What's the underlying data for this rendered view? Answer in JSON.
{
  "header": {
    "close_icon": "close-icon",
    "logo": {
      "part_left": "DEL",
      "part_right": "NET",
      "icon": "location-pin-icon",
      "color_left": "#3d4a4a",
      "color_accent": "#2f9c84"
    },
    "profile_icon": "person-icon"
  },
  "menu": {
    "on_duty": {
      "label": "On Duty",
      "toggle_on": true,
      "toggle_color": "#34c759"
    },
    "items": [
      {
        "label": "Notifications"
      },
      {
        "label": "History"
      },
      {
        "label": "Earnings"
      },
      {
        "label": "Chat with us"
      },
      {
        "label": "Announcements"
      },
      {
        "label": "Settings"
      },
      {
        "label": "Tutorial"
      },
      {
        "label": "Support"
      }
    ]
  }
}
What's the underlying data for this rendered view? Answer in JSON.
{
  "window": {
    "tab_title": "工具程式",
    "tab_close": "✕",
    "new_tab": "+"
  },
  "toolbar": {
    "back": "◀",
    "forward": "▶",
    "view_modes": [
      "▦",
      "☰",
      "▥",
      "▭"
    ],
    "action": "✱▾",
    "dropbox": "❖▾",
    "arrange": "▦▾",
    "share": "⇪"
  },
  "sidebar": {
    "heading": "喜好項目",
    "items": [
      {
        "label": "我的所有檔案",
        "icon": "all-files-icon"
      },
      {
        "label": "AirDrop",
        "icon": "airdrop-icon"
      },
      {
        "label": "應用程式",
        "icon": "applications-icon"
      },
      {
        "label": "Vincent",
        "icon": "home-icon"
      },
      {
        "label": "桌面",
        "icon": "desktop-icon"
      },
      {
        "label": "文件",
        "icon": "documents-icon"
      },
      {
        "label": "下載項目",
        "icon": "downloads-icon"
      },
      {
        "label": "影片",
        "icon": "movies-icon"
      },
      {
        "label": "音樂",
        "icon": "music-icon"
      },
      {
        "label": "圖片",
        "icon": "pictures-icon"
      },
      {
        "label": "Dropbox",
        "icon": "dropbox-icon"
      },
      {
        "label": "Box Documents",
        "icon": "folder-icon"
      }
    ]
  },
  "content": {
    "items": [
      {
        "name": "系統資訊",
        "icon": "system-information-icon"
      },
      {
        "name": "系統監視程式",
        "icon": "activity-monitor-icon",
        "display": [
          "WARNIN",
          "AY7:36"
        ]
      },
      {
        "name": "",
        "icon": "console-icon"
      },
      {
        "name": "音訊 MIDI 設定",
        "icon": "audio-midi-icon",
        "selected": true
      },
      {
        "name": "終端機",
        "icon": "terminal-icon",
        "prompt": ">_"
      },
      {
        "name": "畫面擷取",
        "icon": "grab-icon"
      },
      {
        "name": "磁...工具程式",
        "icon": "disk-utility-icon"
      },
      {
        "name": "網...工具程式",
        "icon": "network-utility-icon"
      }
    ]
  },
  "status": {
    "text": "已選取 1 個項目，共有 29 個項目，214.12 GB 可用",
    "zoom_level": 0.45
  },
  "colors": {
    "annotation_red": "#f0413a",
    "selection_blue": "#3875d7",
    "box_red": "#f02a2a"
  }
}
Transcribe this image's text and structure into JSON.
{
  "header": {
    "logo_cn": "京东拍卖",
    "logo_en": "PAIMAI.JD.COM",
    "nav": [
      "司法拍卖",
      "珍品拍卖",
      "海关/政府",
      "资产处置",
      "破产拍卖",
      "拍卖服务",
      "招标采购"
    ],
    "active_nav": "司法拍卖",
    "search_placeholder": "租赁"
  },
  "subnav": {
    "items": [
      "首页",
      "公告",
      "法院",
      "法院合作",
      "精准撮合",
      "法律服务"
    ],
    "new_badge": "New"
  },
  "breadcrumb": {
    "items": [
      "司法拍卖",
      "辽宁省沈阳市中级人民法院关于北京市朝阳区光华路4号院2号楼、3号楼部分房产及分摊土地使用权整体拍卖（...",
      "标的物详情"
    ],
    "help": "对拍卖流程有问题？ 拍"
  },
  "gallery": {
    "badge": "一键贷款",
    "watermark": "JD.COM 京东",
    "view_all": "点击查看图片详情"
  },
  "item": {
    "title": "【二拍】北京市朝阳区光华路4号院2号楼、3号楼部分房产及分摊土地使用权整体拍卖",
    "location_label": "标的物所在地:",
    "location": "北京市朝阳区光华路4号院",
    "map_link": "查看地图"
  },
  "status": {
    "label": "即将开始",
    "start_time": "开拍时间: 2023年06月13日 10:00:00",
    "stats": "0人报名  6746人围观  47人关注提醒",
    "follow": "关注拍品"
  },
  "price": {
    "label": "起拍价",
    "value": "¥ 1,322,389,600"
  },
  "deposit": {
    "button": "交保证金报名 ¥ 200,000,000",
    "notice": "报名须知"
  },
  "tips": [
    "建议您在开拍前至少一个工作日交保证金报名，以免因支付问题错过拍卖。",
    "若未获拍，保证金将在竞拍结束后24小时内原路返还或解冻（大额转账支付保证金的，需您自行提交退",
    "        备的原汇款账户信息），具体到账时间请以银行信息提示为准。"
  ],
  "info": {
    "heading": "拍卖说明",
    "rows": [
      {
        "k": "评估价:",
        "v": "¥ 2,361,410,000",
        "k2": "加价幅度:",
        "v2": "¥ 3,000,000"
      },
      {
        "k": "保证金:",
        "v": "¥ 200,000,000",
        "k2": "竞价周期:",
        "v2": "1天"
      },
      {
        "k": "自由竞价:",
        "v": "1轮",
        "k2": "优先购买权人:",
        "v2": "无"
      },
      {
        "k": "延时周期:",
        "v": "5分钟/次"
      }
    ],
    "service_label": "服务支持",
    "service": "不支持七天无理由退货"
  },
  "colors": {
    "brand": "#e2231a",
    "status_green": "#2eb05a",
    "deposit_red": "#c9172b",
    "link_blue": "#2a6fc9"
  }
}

+ + + + + + +

▶ Do this:
Write out the records shown above, exactly as they appear.

▶ Complete output:
What's the underlying data for this rendered view? Answer in JSON.
{
  "header": {
    "close_icon": "close-icon",
    "logo": {
      "part_left": "DEL",
      "part_right": "NET",
      "icon": "location-pin-icon",
      "color_left": "#3d4a4a",
      "color_accent": "#2f9c84"
    },
    "profile_icon": "person-icon"
  },
  "menu": {
    "on_duty": {
      "label": "On Duty",
      "toggle_on": true,
      "toggle_color": "#34c759"
    },
    "items": [
      {
        "label": "Notifications"
      },
      {
        "label": "History"
      },
      {
        "label": "Earnings"
      },
      {
        "label": "Chat with us"
      },
      {
        "label": "Announcements"
      },
      {
        "label": "Settings"
      },
      {
        "label": "Tutorial"
      },
      {
        "label": "Support"
      }
    ]
  }
}
What's the underlying data for this rendered view? Answer in JSON.
{
  "window": {
    "tab_title": "工具程式",
    "tab_close": "✕",
    "new_tab": "+"
  },
  "toolbar": {
    "back": "◀",
    "forward": "▶",
    "view_modes": [
      "▦",
      "☰",
      "▥",
      "▭"
    ],
    "action": "✱▾",
    "dropbox": "❖▾",
    "arrange": "▦▾",
    "share": "⇪"
  },
  "sidebar": {
    "heading": "喜好項目",
    "items": [
      {
        "label": "我的所有檔案",
        "icon": "all-files-icon"
      },
      {
        "label": "AirDrop",
        "icon": "airdrop-icon"
      },
      {
        "label": "應用程式",
        "icon": "applications-icon"
      },
      {
        "label": "Vincent",
        "icon": "home-icon"
      },
      {
        "label": "桌面",
        "icon": "desktop-icon"
      },
      {
        "label": "文件",
        "icon": "documents-icon"
      },
      {
        "label": "下載項目",
        "icon": "downloads-icon"
      },
      {
        "label": "影片",
        "icon": "movies-icon"
      },
      {
        "label": "音樂",
        "icon": "music-icon"
      },
      {
        "label": "圖片",
        "icon": "pictures-icon"
      },
      {
        "label": "Dropbox",
        "icon": "dropbox-icon"
      },
      {
        "label": "Box Documents",
        "icon": "folder-icon"
      }
    ]
  },
  "content": {
    "items": [
      {
        "name": "系統資訊",
        "icon": "system-information-icon"
      },
      {
        "name": "系統監視程式",
        "icon": "activity-monitor-icon",
        "display": [
          "WARNIN",
          "AY7:36"
        ]
      },
      {
        "name": "",
        "icon": "console-icon"
      },
      {
        "name": "音訊 MIDI 設定",
        "icon": "audio-midi-icon",
        "selected": true
      },
      {
        "name": "終端機",
        "icon": "terminal-icon",
        "prompt": ">_"
      },
      {
        "name": "畫面擷取",
        "icon": "grab-icon"
      },
      {
        "name": "磁...工具程式",
        "icon": "disk-utility-icon"
      },
      {
        "name": "網...工具程式",
        "icon": "network-utility-icon"
      }
    ]
  },
  "status": {
    "text": "已選取 1 個項目，共有 29 個項目，214.12 GB 可用",
    "zoom_level": 0.45
  },
  "colors": {
    "annotation_red": "#f0413a",
    "selection_blue": "#3875d7",
    "box_red": "#f02a2a"
  }
}
Transcribe this image's text and structure into JSON.
{
  "header": {
    "logo_cn": "京东拍卖",
    "logo_en": "PAIMAI.JD.COM",
    "nav": [
      "司法拍卖",
      "珍品拍卖",
      "海关/政府",
      "资产处置",
      "破产拍卖",
      "拍卖服务",
      "招标采购"
    ],
    "active_nav": "司法拍卖",
    "search_placeholder": "租赁"
  },
  "subnav": {
    "items": [
      "首页",
      "公告",
      "法院",
      "法院合作",
      "精准撮合",
      "法律服务"
    ],
    "new_badge": "New"
  },
  "breadcrumb": {
    "items": [
      "司法拍卖",
      "辽宁省沈阳市中级人民法院关于北京市朝阳区光华路4号院2号楼、3号楼部分房产及分摊土地使用权整体拍卖（...",
      "标的物详情"
    ],
    "help": "对拍卖流程有问题？ 拍"
  },
  "gallery": {
    "badge": "一键贷款",
    "watermark": "JD.COM 京东",
    "view_all": "点击查看图片详情"
  },
  "item": {
    "title": "【二拍】北京市朝阳区光华路4号院2号楼、3号楼部分房产及分摊土地使用权整体拍卖",
    "location_label": "标的物所在地:",
    "location": "北京市朝阳区光华路4号院",
    "map_link": "查看地图"
  },
  "status": {
    "label": "即将开始",
    "start_time": "开拍时间: 2023年06月13日 10:00:00",
    "stats": "0人报名  6746人围观  47人关注提醒",
    "follow": "关注拍品"
  },
  "price": {
    "label": "起拍价",
    "value": "¥ 1,322,389,600"
  },
  "deposit": {
    "button": "交保证金报名 ¥ 200,000,000",
    "notice": "报名须知"
  },
  "tips": [
    "建议您在开拍前至少一个工作日交保证金报名，以免因支付问题错过拍卖。",
    "若未获拍，保证金将在竞拍结束后24小时内原路返还或解冻（大额转账支付保证金的，需您自行提交退",
    "        备的原汇款账户信息），具体到账时间请以银行信息提示为准。"
  ],
  "info": {
    "heading": "拍卖说明",
    "rows": [
      {
        "k": "评估价:",
        "v": "¥ 2,361,410,000",
        "k2": "加价幅度:",
        "v2": "¥ 3,000,000"
      },
      {
        "k": "保证金:",
        "v": "¥ 200,000,000",
        "k2": "竞价周期:",
        "v2": "1天"
      },
      {
        "k": "自由竞价:",
        "v": "1轮",
        "k2": "优先购买权人:",
        "v2": "无"
      },
      {
        "k": "延时周期:",
        "v": "5分钟/次"
      }
    ],
    "service_label": "服务支持",
    "service": "不支持七天无理由退货"
  },
  "colors": {
    "brand": "#e2231a",
    "status_green": "#2eb05a",
    "deposit_red": "#c9172b",
    "link_blue": "#2a6fc9"
  }
}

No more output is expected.